| Recorded information |
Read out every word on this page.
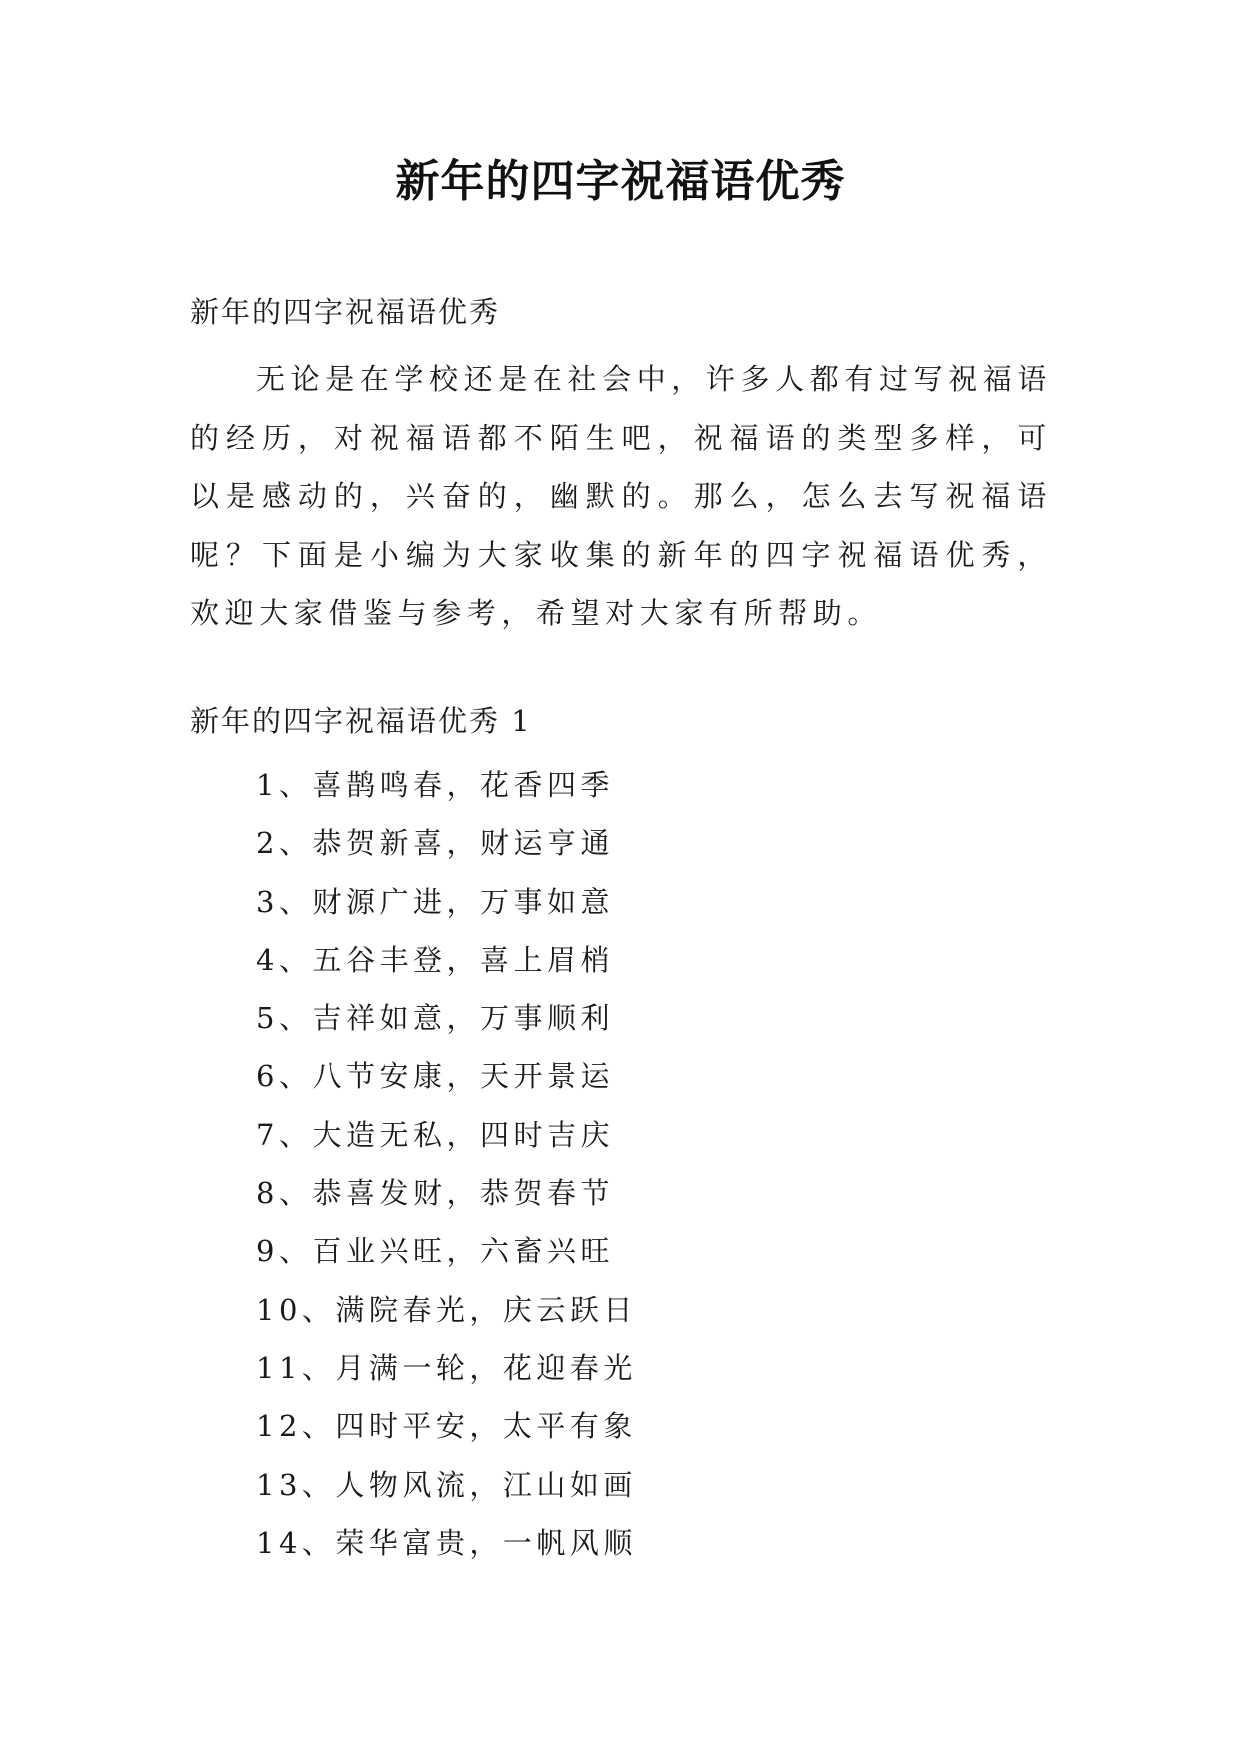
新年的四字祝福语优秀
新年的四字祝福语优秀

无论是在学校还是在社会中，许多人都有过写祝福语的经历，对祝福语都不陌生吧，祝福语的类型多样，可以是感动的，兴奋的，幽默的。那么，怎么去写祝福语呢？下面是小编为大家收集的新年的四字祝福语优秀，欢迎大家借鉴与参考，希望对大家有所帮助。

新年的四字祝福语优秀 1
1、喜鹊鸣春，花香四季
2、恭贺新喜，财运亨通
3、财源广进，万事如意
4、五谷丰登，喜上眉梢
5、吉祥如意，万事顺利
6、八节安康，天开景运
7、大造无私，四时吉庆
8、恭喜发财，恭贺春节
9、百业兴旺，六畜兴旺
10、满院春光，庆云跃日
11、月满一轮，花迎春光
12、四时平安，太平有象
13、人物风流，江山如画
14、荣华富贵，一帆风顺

---

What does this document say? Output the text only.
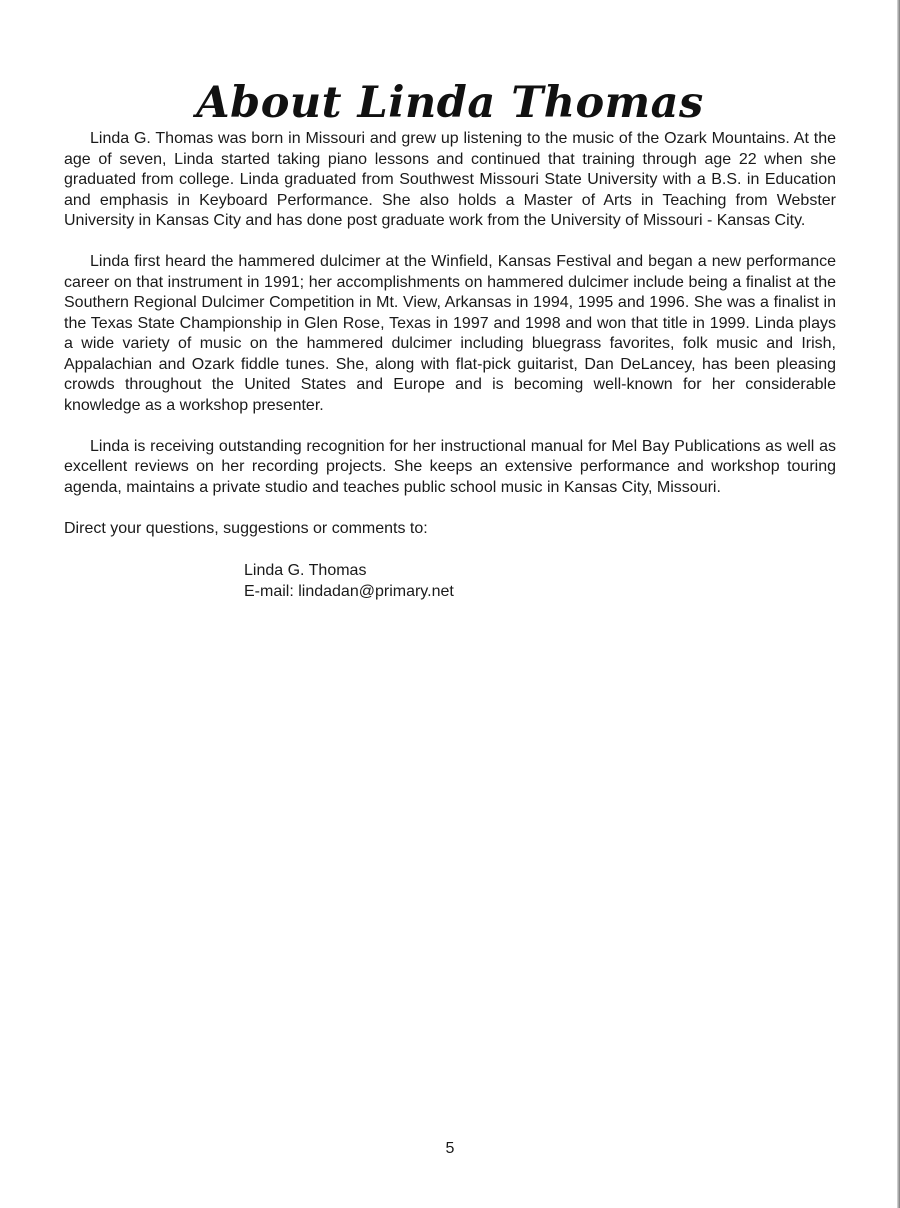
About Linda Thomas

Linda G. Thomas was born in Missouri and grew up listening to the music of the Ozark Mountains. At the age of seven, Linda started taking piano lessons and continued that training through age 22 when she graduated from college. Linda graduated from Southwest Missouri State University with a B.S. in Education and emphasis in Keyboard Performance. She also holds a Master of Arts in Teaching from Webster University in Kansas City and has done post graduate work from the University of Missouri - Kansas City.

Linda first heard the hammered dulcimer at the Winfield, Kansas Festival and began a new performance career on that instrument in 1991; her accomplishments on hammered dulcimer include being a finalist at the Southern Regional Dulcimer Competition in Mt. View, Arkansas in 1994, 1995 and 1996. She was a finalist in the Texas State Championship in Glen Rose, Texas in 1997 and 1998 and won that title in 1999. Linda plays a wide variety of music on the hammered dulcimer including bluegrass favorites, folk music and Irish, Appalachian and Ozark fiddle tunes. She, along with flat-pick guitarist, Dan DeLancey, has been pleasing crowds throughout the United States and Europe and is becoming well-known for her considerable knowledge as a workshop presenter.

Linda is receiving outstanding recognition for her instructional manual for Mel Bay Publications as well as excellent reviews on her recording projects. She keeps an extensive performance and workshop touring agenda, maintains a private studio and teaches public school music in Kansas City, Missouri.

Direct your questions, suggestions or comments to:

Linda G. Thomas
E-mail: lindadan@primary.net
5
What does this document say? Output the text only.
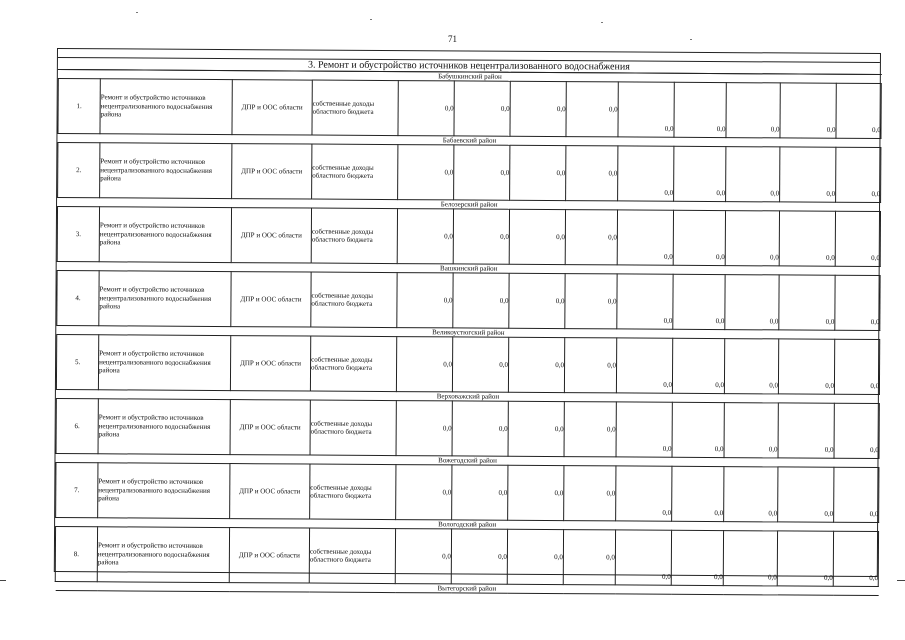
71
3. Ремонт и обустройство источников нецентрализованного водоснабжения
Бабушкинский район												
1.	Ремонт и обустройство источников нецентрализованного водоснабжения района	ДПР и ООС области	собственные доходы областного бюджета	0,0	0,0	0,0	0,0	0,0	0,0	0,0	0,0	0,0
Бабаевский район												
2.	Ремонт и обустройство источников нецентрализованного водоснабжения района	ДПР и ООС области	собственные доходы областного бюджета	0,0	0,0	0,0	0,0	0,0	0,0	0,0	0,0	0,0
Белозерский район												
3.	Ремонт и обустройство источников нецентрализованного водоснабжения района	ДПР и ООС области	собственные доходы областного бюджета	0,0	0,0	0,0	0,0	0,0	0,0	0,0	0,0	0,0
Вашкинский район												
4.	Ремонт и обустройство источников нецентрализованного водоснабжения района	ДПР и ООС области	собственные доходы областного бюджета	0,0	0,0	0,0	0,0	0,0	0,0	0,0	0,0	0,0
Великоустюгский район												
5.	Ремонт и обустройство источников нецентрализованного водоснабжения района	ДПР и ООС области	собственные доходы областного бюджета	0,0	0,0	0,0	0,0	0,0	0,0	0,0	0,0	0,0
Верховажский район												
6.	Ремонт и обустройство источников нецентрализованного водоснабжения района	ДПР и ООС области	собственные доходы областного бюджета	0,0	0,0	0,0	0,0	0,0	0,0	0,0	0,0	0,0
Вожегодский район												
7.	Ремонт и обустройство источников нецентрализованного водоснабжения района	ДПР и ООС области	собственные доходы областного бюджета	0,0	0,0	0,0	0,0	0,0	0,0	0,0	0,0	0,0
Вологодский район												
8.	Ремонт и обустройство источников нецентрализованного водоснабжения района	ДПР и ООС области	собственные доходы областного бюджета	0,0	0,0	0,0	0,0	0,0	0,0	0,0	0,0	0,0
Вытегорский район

| Stated task |
Out of the material above, gather each line where "Thomas" appears.

| Result |
About Linda Thomas
Linda G. Thomas was born in Missouri and grew up listening to the music of the Ozark Mountains. At the age of seven, Linda started taking piano lessons and continued that training through age 22 when she graduated from college. Linda graduated from Southwest Missouri State University with a B.S. in Education and emphasis in Keyboard Performance. She also holds a Master of Arts in Teaching from Webster University in Kansas City and has done post graduate work from the University of Missouri - Kansas City.
Linda G. Thomas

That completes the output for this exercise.